In the entries that follow, how many lines hold the string "几何纹样"? Give only that number.

Stored records:
+---+
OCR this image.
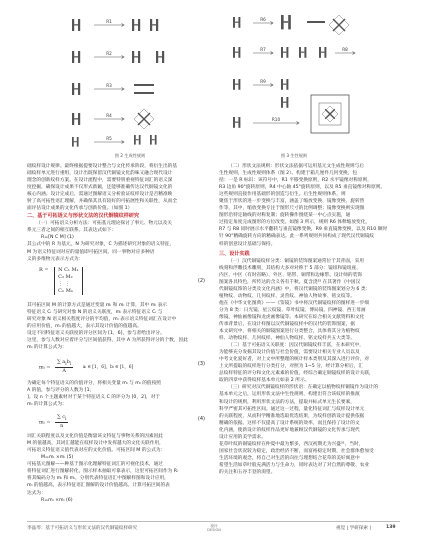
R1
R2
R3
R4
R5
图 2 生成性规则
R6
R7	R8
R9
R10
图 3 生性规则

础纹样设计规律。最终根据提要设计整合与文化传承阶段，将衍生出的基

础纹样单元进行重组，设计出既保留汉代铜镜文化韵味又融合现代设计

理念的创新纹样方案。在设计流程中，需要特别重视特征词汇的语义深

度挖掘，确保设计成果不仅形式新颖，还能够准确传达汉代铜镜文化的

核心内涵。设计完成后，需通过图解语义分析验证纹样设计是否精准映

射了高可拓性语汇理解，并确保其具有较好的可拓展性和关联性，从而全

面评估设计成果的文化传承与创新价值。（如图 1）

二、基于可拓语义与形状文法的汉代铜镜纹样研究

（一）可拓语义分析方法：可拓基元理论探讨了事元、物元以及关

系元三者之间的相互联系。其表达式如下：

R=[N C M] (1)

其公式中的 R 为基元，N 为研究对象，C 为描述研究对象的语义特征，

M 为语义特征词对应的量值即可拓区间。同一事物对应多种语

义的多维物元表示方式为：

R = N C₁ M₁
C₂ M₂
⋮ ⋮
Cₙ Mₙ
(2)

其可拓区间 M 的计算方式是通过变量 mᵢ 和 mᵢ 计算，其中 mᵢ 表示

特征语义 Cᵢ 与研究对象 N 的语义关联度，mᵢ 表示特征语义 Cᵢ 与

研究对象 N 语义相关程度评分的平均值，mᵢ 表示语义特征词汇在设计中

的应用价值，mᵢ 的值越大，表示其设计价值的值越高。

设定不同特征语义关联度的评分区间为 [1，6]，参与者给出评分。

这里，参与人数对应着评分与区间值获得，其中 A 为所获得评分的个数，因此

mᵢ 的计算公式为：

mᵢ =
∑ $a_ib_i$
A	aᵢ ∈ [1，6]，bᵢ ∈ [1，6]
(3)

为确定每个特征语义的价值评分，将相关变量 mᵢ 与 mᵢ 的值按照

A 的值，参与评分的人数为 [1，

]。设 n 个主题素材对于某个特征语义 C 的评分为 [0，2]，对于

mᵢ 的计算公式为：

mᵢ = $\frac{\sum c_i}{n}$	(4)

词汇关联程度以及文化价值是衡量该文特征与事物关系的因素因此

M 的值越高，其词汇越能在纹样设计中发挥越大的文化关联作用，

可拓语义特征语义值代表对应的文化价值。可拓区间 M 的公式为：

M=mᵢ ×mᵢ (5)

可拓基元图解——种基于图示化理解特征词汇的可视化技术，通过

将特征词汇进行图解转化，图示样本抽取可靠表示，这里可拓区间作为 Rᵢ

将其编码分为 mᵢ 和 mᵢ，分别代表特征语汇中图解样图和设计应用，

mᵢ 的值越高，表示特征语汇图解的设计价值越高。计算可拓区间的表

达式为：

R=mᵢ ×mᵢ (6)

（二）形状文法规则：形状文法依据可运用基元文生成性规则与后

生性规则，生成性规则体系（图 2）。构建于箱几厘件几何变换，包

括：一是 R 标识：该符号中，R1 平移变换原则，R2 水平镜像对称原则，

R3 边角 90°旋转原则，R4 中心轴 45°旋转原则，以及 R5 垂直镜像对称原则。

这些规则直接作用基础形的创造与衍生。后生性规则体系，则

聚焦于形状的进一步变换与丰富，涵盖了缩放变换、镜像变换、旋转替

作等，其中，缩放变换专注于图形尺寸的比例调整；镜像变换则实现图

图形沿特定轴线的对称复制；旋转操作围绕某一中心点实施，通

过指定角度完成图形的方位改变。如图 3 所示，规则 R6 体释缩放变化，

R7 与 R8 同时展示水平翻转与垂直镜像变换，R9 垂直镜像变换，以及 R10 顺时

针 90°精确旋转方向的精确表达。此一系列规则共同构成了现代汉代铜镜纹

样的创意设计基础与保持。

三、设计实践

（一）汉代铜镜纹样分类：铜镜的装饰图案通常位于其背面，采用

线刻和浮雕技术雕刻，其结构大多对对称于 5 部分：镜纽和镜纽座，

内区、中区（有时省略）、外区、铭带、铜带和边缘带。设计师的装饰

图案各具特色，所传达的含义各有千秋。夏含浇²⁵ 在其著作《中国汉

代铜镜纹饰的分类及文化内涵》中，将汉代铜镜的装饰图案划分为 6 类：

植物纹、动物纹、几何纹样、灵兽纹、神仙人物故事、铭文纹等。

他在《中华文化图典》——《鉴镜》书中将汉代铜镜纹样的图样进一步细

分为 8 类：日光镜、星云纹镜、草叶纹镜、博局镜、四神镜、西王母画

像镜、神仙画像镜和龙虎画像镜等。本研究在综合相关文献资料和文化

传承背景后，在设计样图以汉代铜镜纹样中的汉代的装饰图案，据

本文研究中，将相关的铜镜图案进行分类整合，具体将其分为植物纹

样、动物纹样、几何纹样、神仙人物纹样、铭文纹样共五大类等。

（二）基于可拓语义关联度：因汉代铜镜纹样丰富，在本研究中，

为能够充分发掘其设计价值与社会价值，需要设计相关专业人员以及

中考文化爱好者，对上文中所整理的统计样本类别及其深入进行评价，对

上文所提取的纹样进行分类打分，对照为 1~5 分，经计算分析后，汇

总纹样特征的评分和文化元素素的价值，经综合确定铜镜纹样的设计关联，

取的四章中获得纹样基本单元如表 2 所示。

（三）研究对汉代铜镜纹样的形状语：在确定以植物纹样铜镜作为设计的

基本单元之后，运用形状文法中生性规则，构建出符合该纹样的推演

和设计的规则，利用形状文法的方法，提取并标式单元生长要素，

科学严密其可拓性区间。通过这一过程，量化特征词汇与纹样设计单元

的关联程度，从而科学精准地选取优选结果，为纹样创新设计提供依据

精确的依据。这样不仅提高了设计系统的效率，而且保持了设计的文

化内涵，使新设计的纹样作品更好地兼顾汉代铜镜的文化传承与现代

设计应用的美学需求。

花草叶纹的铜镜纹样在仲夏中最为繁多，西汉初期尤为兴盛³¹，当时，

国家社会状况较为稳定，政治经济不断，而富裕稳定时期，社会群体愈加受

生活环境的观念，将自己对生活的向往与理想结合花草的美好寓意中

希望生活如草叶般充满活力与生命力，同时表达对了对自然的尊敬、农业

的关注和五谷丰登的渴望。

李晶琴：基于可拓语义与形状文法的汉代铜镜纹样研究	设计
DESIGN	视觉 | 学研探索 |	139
+---+
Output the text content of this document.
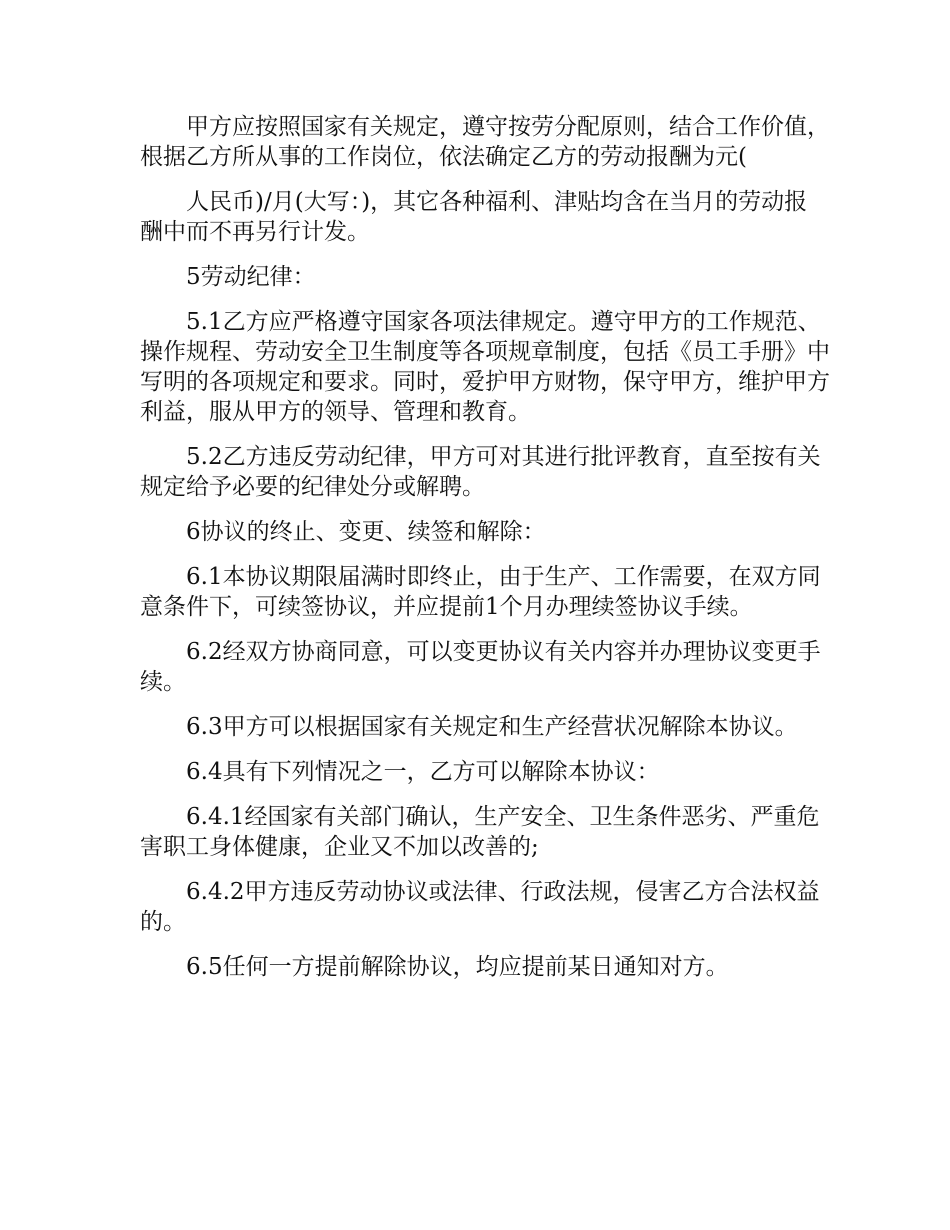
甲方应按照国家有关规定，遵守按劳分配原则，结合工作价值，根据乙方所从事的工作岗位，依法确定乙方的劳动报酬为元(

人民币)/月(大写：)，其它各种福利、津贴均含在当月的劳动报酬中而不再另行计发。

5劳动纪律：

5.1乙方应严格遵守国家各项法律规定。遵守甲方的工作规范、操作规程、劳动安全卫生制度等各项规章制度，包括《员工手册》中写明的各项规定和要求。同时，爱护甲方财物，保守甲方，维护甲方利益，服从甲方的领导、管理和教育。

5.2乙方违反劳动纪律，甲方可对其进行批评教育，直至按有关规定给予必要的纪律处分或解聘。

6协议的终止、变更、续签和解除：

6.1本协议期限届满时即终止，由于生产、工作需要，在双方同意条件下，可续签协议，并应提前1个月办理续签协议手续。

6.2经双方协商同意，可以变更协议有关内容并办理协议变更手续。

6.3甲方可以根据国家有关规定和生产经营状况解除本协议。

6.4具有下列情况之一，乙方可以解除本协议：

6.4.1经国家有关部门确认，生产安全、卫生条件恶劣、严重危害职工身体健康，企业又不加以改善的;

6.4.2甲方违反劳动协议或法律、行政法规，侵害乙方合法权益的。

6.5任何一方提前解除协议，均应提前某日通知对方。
+---+
### RESPONSE TO THIS TASK:
2